A run of records
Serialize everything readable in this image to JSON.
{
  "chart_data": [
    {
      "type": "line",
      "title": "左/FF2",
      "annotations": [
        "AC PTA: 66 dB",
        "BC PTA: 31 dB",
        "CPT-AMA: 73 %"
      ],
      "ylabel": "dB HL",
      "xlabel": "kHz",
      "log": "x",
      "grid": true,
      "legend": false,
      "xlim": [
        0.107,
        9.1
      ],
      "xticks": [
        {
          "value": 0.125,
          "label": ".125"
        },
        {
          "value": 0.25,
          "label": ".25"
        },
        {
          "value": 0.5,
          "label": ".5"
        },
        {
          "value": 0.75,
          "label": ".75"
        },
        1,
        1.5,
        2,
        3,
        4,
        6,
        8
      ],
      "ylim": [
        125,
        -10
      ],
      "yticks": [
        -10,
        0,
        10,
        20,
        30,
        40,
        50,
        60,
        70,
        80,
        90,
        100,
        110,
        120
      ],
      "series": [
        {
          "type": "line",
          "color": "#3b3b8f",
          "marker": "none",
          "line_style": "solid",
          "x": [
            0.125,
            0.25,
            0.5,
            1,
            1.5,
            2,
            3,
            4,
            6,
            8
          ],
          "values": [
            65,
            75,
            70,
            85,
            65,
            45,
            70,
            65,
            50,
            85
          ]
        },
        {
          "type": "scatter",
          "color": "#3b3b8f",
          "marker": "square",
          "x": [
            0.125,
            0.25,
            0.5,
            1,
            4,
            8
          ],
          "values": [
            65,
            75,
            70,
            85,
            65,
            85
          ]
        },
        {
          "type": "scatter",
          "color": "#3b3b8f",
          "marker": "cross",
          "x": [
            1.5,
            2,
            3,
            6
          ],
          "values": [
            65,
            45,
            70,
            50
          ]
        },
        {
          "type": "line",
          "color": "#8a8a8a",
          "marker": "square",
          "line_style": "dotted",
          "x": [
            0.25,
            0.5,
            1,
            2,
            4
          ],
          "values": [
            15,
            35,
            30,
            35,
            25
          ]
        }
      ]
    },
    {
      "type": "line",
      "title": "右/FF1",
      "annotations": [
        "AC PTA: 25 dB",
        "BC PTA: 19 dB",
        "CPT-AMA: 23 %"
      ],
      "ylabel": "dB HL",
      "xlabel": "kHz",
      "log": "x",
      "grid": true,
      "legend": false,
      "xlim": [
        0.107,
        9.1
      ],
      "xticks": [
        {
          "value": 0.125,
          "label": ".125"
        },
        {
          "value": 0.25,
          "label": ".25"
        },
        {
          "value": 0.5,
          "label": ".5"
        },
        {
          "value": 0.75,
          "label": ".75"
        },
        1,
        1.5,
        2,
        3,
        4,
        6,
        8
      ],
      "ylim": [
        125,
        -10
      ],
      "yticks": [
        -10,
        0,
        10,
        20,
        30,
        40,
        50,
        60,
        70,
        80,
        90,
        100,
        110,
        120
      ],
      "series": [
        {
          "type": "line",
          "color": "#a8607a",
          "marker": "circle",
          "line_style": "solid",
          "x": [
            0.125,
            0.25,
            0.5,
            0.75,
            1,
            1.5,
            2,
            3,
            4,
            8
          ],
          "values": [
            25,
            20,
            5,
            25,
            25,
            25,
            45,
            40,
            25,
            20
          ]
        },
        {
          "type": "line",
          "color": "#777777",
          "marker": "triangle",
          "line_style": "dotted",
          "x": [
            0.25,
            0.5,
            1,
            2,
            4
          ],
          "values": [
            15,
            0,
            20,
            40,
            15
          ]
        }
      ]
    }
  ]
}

[Directive]:
Transcribe the material above word for word.

[Result]:
Serialize everything readable in this image to JSON.
{
  "chart_data": [
    {
      "type": "line",
      "title": "左/FF2",
      "annotations": [
        "AC PTA: 66 dB",
        "BC PTA: 31 dB",
        "CPT-AMA: 73 %"
      ],
      "ylabel": "dB HL",
      "xlabel": "kHz",
      "log": "x",
      "grid": true,
      "legend": false,
      "xlim": [
        0.107,
        9.1
      ],
      "xticks": [
        {
          "value": 0.125,
          "label": ".125"
        },
        {
          "value": 0.25,
          "label": ".25"
        },
        {
          "value": 0.5,
          "label": ".5"
        },
        {
          "value": 0.75,
          "label": ".75"
        },
        1,
        1.5,
        2,
        3,
        4,
        6,
        8
      ],
      "ylim": [
        125,
        -10
      ],
      "yticks": [
        -10,
        0,
        10,
        20,
        30,
        40,
        50,
        60,
        70,
        80,
        90,
        100,
        110,
        120
      ],
      "series": [
        {
          "type": "line",
          "color": "#3b3b8f",
          "marker": "none",
          "line_style": "solid",
          "x": [
            0.125,
            0.25,
            0.5,
            1,
            1.5,
            2,
            3,
            4,
            6,
            8
          ],
          "values": [
            65,
            75,
            70,
            85,
            65,
            45,
            70,
            65,
            50,
            85
          ]
        },
        {
          "type": "scatter",
          "color": "#3b3b8f",
          "marker": "square",
          "x": [
            0.125,
            0.25,
            0.5,
            1,
            4,
            8
          ],
          "values": [
            65,
            75,
            70,
            85,
            65,
            85
          ]
        },
        {
          "type": "scatter",
          "color": "#3b3b8f",
          "marker": "cross",
          "x": [
            1.5,
            2,
            3,
            6
          ],
          "values": [
            65,
            45,
            70,
            50
          ]
        },
        {
          "type": "line",
          "color": "#8a8a8a",
          "marker": "square",
          "line_style": "dotted",
          "x": [
            0.25,
            0.5,
            1,
            2,
            4
          ],
          "values": [
            15,
            35,
            30,
            35,
            25
          ]
        }
      ]
    },
    {
      "type": "line",
      "title": "右/FF1",
      "annotations": [
        "AC PTA: 25 dB",
        "BC PTA: 19 dB",
        "CPT-AMA: 23 %"
      ],
      "ylabel": "dB HL",
      "xlabel": "kHz",
      "log": "x",
      "grid": true,
      "legend": false,
      "xlim": [
        0.107,
        9.1
      ],
      "xticks": [
        {
          "value": 0.125,
          "label": ".125"
        },
        {
          "value": 0.25,
          "label": ".25"
        },
        {
          "value": 0.5,
          "label": ".5"
        },
        {
          "value": 0.75,
          "label": ".75"
        },
        1,
        1.5,
        2,
        3,
        4,
        6,
        8
      ],
      "ylim": [
        125,
        -10
      ],
      "yticks": [
        -10,
        0,
        10,
        20,
        30,
        40,
        50,
        60,
        70,
        80,
        90,
        100,
        110,
        120
      ],
      "series": [
        {
          "type": "line",
          "color": "#a8607a",
          "marker": "circle",
          "line_style": "solid",
          "x": [
            0.125,
            0.25,
            0.5,
            0.75,
            1,
            1.5,
            2,
            3,
            4,
            8
          ],
          "values": [
            25,
            20,
            5,
            25,
            25,
            25,
            45,
            40,
            25,
            20
          ]
        },
        {
          "type": "line",
          "color": "#777777",
          "marker": "triangle",
          "line_style": "dotted",
          "x": [
            0.25,
            0.5,
            1,
            2,
            4
          ],
          "values": [
            15,
            0,
            20,
            40,
            15
          ]
        }
      ]
    }
  ]
}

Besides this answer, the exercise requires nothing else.